(Raw records)
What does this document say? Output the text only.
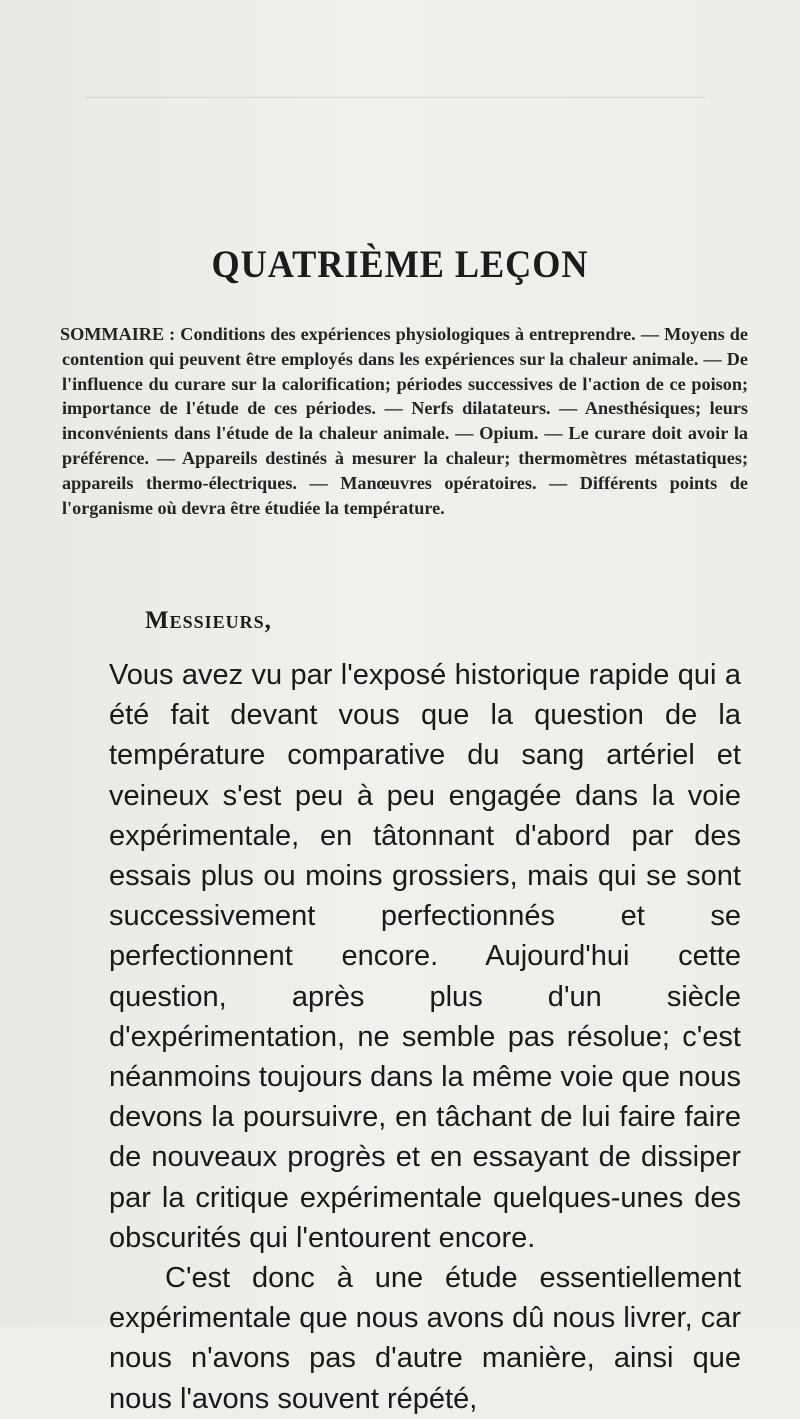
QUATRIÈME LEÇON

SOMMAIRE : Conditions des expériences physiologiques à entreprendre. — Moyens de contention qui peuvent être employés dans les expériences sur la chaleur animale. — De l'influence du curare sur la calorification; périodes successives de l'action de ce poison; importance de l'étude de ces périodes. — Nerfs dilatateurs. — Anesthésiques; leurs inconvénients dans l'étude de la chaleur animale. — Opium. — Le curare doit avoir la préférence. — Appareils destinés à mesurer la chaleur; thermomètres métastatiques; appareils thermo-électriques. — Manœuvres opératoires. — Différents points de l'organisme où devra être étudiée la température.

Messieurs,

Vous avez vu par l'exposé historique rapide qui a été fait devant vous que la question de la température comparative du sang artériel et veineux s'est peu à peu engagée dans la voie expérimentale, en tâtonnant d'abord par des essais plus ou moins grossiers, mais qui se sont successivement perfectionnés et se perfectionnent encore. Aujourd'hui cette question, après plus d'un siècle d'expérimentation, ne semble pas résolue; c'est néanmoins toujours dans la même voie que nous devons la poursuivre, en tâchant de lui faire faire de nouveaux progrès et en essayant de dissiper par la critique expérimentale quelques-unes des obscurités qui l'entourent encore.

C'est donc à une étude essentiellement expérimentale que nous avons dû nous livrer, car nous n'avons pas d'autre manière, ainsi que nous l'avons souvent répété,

==

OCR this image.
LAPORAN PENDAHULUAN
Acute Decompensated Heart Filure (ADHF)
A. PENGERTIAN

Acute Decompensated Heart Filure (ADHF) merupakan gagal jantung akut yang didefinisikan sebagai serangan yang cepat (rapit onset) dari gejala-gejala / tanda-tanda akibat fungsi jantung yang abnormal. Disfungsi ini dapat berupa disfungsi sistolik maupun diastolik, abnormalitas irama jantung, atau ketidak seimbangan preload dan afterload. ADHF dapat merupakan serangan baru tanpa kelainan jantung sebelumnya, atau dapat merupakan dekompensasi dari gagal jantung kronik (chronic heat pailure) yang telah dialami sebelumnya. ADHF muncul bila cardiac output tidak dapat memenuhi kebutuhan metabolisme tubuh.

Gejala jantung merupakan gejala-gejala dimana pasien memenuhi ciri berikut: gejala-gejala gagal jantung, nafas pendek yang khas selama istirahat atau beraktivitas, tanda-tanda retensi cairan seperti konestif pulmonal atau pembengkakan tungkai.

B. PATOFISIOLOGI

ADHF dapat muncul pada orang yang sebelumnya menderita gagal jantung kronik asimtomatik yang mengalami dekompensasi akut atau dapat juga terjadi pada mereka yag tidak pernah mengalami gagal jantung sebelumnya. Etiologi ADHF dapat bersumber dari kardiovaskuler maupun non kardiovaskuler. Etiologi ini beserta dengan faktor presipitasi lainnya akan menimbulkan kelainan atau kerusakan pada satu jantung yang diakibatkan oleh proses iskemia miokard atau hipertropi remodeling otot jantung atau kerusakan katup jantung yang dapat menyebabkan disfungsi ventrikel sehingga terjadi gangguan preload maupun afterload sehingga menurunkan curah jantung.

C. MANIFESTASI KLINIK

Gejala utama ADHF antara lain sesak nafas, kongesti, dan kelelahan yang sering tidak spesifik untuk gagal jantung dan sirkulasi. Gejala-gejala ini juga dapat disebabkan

Short problem: Exactly how many lines in the data above contain the word "this"? Respond with the number and nothing more.

Exercise output: 2